» **What is expected**: The listing below is to be output in its exact form.

» **Provided records**:
_____

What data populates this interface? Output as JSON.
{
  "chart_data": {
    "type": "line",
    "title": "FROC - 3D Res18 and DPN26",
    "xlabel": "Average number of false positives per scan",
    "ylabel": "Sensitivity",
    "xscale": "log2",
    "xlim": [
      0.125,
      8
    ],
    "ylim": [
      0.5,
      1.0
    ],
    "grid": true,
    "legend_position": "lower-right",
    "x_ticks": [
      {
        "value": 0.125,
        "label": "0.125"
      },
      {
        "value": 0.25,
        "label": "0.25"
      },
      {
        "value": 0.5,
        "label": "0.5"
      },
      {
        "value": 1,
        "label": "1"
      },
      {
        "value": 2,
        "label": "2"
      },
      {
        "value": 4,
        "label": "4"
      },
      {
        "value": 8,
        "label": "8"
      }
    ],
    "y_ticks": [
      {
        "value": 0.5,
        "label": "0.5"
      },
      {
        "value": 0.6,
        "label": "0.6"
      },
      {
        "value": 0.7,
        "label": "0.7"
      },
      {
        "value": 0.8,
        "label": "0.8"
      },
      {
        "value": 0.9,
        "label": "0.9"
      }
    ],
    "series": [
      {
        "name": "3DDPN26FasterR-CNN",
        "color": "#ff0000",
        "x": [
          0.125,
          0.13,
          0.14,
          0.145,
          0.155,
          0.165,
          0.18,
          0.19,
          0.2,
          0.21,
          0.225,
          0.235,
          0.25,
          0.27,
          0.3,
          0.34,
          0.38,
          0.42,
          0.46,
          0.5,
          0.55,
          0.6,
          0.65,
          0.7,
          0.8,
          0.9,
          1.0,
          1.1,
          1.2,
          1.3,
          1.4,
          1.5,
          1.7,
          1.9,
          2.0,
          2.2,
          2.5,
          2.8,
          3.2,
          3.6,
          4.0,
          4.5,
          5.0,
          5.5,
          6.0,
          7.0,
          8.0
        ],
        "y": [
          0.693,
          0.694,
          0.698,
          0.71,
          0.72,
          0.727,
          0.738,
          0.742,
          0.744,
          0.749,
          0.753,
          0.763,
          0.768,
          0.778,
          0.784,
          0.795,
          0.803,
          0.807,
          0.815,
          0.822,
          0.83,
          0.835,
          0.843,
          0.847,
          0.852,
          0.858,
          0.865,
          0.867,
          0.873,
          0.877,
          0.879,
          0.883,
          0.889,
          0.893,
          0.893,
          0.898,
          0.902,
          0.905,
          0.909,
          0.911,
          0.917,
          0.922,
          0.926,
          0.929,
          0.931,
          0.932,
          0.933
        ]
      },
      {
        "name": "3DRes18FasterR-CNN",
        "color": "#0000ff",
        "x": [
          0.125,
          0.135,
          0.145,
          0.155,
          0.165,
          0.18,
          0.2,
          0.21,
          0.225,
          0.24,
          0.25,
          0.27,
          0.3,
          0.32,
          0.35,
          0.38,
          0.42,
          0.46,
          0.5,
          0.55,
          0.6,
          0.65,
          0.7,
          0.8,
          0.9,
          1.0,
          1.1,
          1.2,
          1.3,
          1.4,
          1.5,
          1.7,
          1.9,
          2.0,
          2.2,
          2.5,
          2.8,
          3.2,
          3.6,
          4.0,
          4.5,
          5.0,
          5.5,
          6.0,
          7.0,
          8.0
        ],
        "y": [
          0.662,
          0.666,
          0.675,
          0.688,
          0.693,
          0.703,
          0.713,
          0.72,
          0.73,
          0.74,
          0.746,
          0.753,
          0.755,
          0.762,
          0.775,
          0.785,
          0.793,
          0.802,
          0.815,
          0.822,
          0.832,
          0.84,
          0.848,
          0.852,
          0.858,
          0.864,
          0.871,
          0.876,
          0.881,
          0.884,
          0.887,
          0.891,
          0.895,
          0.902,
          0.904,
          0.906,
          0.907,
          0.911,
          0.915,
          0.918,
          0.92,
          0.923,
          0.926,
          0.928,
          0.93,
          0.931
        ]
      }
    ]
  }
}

_____

» **Expected output**:
What data populates this interface? Output as JSON.
{
  "chart_data": {
    "type": "line",
    "title": "FROC - 3D Res18 and DPN26",
    "xlabel": "Average number of false positives per scan",
    "ylabel": "Sensitivity",
    "xscale": "log2",
    "xlim": [
      0.125,
      8
    ],
    "ylim": [
      0.5,
      1.0
    ],
    "grid": true,
    "legend_position": "lower-right",
    "x_ticks": [
      {
        "value": 0.125,
        "label": "0.125"
      },
      {
        "value": 0.25,
        "label": "0.25"
      },
      {
        "value": 0.5,
        "label": "0.5"
      },
      {
        "value": 1,
        "label": "1"
      },
      {
        "value": 2,
        "label": "2"
      },
      {
        "value": 4,
        "label": "4"
      },
      {
        "value": 8,
        "label": "8"
      }
    ],
    "y_ticks": [
      {
        "value": 0.5,
        "label": "0.5"
      },
      {
        "value": 0.6,
        "label": "0.6"
      },
      {
        "value": 0.7,
        "label": "0.7"
      },
      {
        "value": 0.8,
        "label": "0.8"
      },
      {
        "value": 0.9,
        "label": "0.9"
      }
    ],
    "series": [
      {
        "name": "3DDPN26FasterR-CNN",
        "color": "#ff0000",
        "x": [
          0.125,
          0.13,
          0.14,
          0.145,
          0.155,
          0.165,
          0.18,
          0.19,
          0.2,
          0.21,
          0.225,
          0.235,
          0.25,
          0.27,
          0.3,
          0.34,
          0.38,
          0.42,
          0.46,
          0.5,
          0.55,
          0.6,
          0.65,
          0.7,
          0.8,
          0.9,
          1.0,
          1.1,
          1.2,
          1.3,
          1.4,
          1.5,
          1.7,
          1.9,
          2.0,
          2.2,
          2.5,
          2.8,
          3.2,
          3.6,
          4.0,
          4.5,
          5.0,
          5.5,
          6.0,
          7.0,
          8.0
        ],
        "y": [
          0.693,
          0.694,
          0.698,
          0.71,
          0.72,
          0.727,
          0.738,
          0.742,
          0.744,
          0.749,
          0.753,
          0.763,
          0.768,
          0.778,
          0.784,
          0.795,
          0.803,
          0.807,
          0.815,
          0.822,
          0.83,
          0.835,
          0.843,
          0.847,
          0.852,
          0.858,
          0.865,
          0.867,
          0.873,
          0.877,
          0.879,
          0.883,
          0.889,
          0.893,
          0.893,
          0.898,
          0.902,
          0.905,
          0.909,
          0.911,
          0.917,
          0.922,
          0.926,
          0.929,
          0.931,
          0.932,
          0.933
        ]
      },
      {
        "name": "3DRes18FasterR-CNN",
        "color": "#0000ff",
        "x": [
          0.125,
          0.135,
          0.145,
          0.155,
          0.165,
          0.18,
          0.2,
          0.21,
          0.225,
          0.24,
          0.25,
          0.27,
          0.3,
          0.32,
          0.35,
          0.38,
          0.42,
          0.46,
          0.5,
          0.55,
          0.6,
          0.65,
          0.7,
          0.8,
          0.9,
          1.0,
          1.1,
          1.2,
          1.3,
          1.4,
          1.5,
          1.7,
          1.9,
          2.0,
          2.2,
          2.5,
          2.8,
          3.2,
          3.6,
          4.0,
          4.5,
          5.0,
          5.5,
          6.0,
          7.0,
          8.0
        ],
        "y": [
          0.662,
          0.666,
          0.675,
          0.688,
          0.693,
          0.703,
          0.713,
          0.72,
          0.73,
          0.74,
          0.746,
          0.753,
          0.755,
          0.762,
          0.775,
          0.785,
          0.793,
          0.802,
          0.815,
          0.822,
          0.832,
          0.84,
          0.848,
          0.852,
          0.858,
          0.864,
          0.871,
          0.876,
          0.881,
          0.884,
          0.887,
          0.891,
          0.895,
          0.902,
          0.904,
          0.906,
          0.907,
          0.911,
          0.915,
          0.918,
          0.92,
          0.923,
          0.926,
          0.928,
          0.93,
          0.931
        ]
      }
    ]
  }
}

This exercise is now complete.